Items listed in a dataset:
-- BEGIN --

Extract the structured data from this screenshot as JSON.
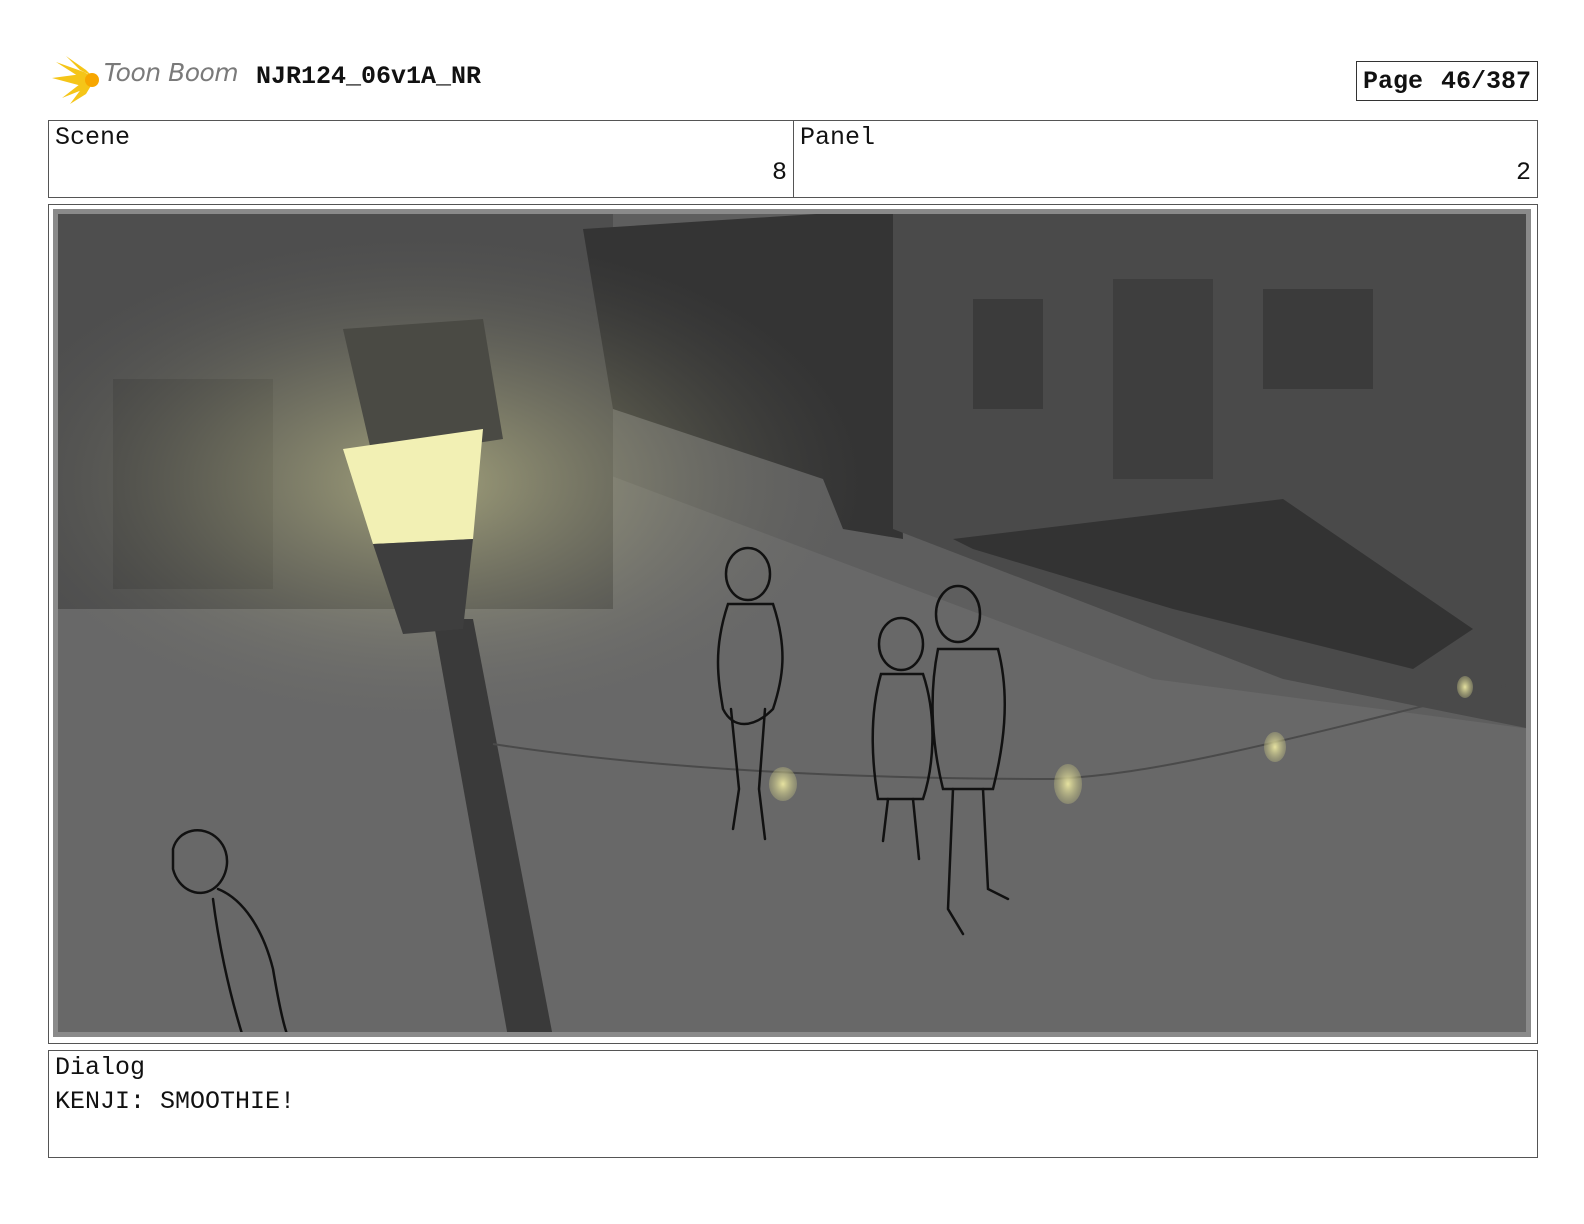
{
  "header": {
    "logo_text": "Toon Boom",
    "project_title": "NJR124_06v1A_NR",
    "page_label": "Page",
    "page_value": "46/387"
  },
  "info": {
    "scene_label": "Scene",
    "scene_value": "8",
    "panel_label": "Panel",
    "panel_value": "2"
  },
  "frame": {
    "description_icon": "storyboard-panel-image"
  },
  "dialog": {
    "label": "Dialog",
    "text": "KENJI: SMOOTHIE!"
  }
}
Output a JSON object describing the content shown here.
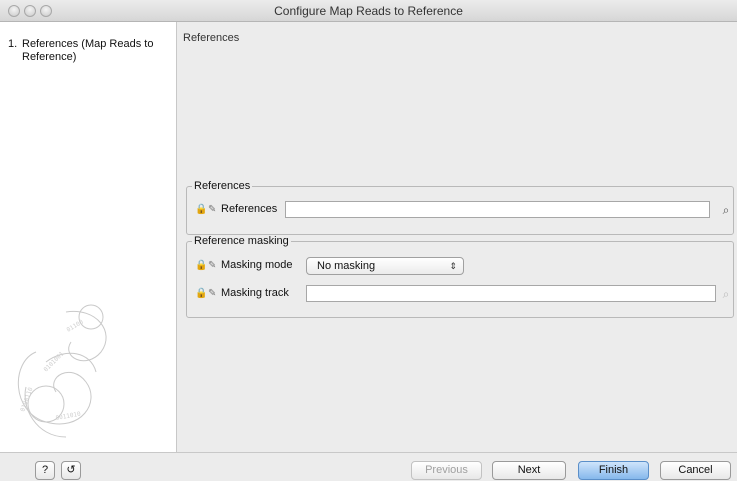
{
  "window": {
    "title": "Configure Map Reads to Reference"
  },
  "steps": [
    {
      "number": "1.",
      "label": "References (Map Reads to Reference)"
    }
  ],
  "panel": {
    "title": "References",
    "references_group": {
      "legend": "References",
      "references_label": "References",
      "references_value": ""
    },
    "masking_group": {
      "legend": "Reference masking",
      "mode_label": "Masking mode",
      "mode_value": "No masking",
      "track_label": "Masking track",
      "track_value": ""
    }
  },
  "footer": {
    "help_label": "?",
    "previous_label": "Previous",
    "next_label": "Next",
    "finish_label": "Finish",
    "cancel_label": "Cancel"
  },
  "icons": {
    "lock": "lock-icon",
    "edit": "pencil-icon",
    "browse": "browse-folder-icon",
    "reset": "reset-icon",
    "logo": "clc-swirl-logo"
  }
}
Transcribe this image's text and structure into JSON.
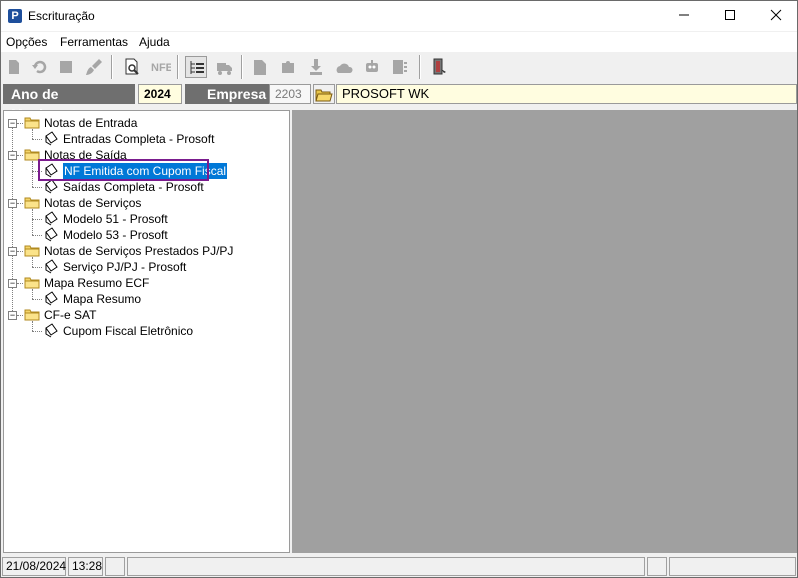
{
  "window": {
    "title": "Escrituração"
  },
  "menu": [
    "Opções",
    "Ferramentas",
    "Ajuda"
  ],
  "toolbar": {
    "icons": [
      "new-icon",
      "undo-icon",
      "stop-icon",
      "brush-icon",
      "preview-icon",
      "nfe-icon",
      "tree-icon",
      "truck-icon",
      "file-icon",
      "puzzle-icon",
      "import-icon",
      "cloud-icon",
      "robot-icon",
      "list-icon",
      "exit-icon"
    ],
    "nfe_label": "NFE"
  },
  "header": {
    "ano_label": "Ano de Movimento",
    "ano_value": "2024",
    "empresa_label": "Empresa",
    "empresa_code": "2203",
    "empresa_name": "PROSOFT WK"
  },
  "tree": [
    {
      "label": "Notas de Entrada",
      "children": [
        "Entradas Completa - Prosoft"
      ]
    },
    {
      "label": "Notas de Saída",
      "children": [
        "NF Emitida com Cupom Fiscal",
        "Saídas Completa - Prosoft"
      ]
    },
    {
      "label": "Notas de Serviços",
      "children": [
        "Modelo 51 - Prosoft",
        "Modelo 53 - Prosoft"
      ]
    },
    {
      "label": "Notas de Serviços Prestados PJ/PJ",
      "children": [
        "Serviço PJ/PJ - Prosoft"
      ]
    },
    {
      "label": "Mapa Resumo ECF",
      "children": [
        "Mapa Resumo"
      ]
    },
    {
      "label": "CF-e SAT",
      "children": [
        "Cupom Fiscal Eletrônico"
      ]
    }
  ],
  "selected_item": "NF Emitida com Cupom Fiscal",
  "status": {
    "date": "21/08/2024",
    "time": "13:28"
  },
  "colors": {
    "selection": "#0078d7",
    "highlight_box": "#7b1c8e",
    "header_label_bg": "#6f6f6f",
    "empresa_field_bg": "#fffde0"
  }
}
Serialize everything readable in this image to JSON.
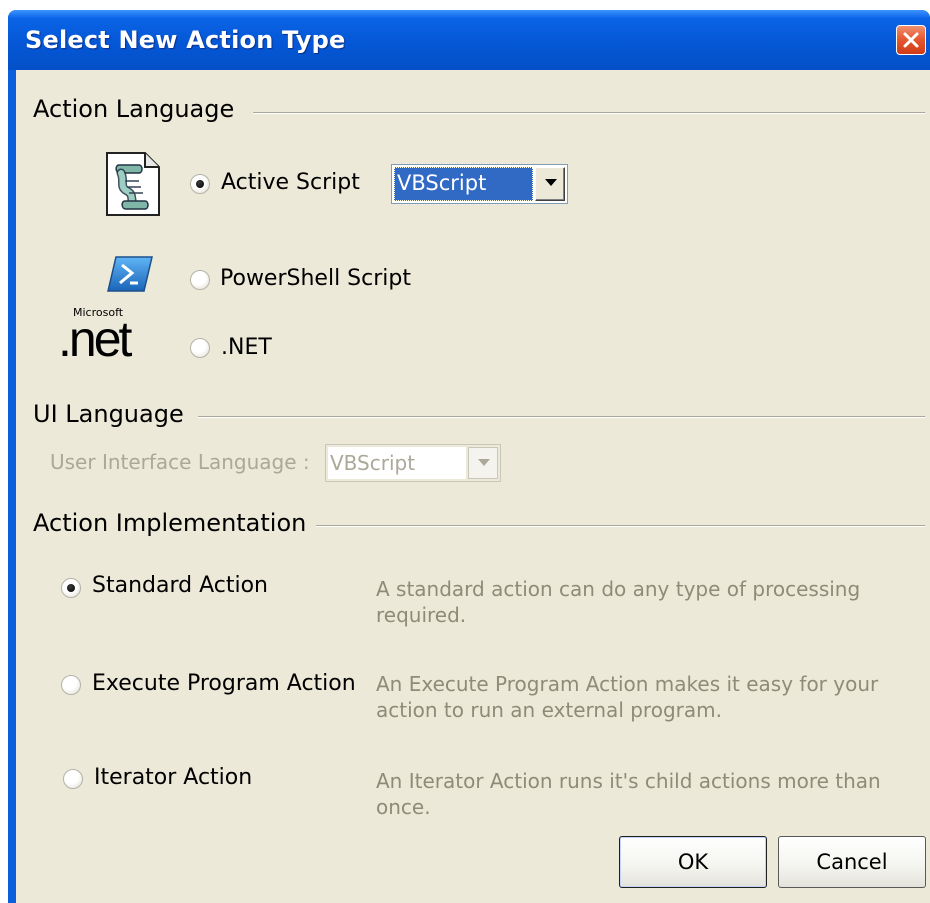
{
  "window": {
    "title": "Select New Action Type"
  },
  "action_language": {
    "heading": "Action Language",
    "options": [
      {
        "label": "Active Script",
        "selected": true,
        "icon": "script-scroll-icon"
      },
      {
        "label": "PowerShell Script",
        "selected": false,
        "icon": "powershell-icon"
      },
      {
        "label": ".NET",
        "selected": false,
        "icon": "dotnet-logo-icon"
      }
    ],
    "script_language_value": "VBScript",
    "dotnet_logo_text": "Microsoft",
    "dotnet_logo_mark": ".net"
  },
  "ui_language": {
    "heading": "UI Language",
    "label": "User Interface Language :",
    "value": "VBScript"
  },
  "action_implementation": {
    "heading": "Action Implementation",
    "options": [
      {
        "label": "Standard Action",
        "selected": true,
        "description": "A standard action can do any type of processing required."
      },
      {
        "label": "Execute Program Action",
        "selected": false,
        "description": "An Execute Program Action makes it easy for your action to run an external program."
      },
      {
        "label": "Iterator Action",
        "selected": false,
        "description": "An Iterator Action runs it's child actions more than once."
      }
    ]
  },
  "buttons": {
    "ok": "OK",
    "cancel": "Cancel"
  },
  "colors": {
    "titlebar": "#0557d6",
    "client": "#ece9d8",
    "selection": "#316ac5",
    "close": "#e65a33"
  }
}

-- END --

§ **Task goal**
Repeat all of the records verbatim, leaving out the pictures.

§ **Task response**
Extract the structured data from this screenshot as JSON.
{
  "header": {
    "logo_text": "Toon Boom",
    "project_title": "NJR124_06v1A_NR",
    "page_label": "Page",
    "page_value": "46/387"
  },
  "info": {
    "scene_label": "Scene",
    "scene_value": "8",
    "panel_label": "Panel",
    "panel_value": "2"
  },
  "frame": {
    "description_icon": "storyboard-panel-image"
  },
  "dialog": {
    "label": "Dialog",
    "text": "KENJI: SMOOTHIE!"
  }
}
Output a JSON object describing the content shown here.
{
  "window": {
    "title": "Configure Map Reads to Reference"
  },
  "steps": [
    {
      "number": "1.",
      "label": "References (Map Reads to Reference)"
    }
  ],
  "panel": {
    "title": "References",
    "references_group": {
      "legend": "References",
      "references_label": "References",
      "references_value": ""
    },
    "masking_group": {
      "legend": "Reference masking",
      "mode_label": "Masking mode",
      "mode_value": "No masking",
      "track_label": "Masking track",
      "track_value": ""
    }
  },
  "footer": {
    "help_label": "?",
    "previous_label": "Previous",
    "next_label": "Next",
    "finish_label": "Finish",
    "cancel_label": "Cancel"
  },
  "icons": {
    "lock": "lock-icon",
    "edit": "pencil-icon",
    "browse": "browse-folder-icon",
    "reset": "reset-icon",
    "logo": "clc-swirl-logo"
  }
}
Transcribe this image's text and structure into JSON.
{
  "window": {
    "title": "Escrituração"
  },
  "menu": [
    "Opções",
    "Ferramentas",
    "Ajuda"
  ],
  "toolbar": {
    "icons": [
      "new-icon",
      "undo-icon",
      "stop-icon",
      "brush-icon",
      "preview-icon",
      "nfe-icon",
      "tree-icon",
      "truck-icon",
      "file-icon",
      "puzzle-icon",
      "import-icon",
      "cloud-icon",
      "robot-icon",
      "list-icon",
      "exit-icon"
    ],
    "nfe_label": "NFE"
  },
  "header": {
    "ano_label": "Ano de Movimento",
    "ano_value": "2024",
    "empresa_label": "Empresa",
    "empresa_code": "2203",
    "empresa_name": "PROSOFT WK"
  },
  "tree": [
    {
      "label": "Notas de Entrada",
      "children": [
        "Entradas Completa - Prosoft"
      ]
    },
    {
      "label": "Notas de Saída",
      "children": [
        "NF Emitida com Cupom Fiscal",
        "Saídas Completa - Prosoft"
      ]
    },
    {
      "label": "Notas de Serviços",
      "children": [
        "Modelo 51 - Prosoft",
        "Modelo 53 - Prosoft"
      ]
    },
    {
      "label": "Notas de Serviços Prestados PJ/PJ",
      "children": [
        "Serviço PJ/PJ - Prosoft"
      ]
    },
    {
      "label": "Mapa Resumo ECF",
      "children": [
        "Mapa Resumo"
      ]
    },
    {
      "label": "CF-e SAT",
      "children": [
        "Cupom Fiscal Eletrônico"
      ]
    }
  ],
  "selected_item": "NF Emitida com Cupom Fiscal",
  "status": {
    "date": "21/08/2024",
    "time": "13:28"
  },
  "colors": {
    "selection": "#0078d7",
    "highlight_box": "#7b1c8e",
    "header_label_bg": "#6f6f6f",
    "empresa_field_bg": "#fffde0"
  }
}
Serialize everything readable in this image to JSON.
{
  "window": {
    "title": "Select New Action Type"
  },
  "action_language": {
    "heading": "Action Language",
    "options": [
      {
        "label": "Active Script",
        "selected": true,
        "icon": "script-scroll-icon"
      },
      {
        "label": "PowerShell Script",
        "selected": false,
        "icon": "powershell-icon"
      },
      {
        "label": ".NET",
        "selected": false,
        "icon": "dotnet-logo-icon"
      }
    ],
    "script_language_value": "VBScript",
    "dotnet_logo_text": "Microsoft",
    "dotnet_logo_mark": ".net"
  },
  "ui_language": {
    "heading": "UI Language",
    "label": "User Interface Language :",
    "value": "VBScript"
  },
  "action_implementation": {
    "heading": "Action Implementation",
    "options": [
      {
        "label": "Standard Action",
        "selected": true,
        "description": "A standard action can do any type of processing required."
      },
      {
        "label": "Execute Program Action",
        "selected": false,
        "description": "An Execute Program Action makes it easy for your action to run an external program."
      },
      {
        "label": "Iterator Action",
        "selected": false,
        "description": "An Iterator Action runs it's child actions more than once."
      }
    ]
  },
  "buttons": {
    "ok": "OK",
    "cancel": "Cancel"
  },
  "colors": {
    "titlebar": "#0557d6",
    "client": "#ece9d8",
    "selection": "#316ac5",
    "close": "#e65a33"
  }
}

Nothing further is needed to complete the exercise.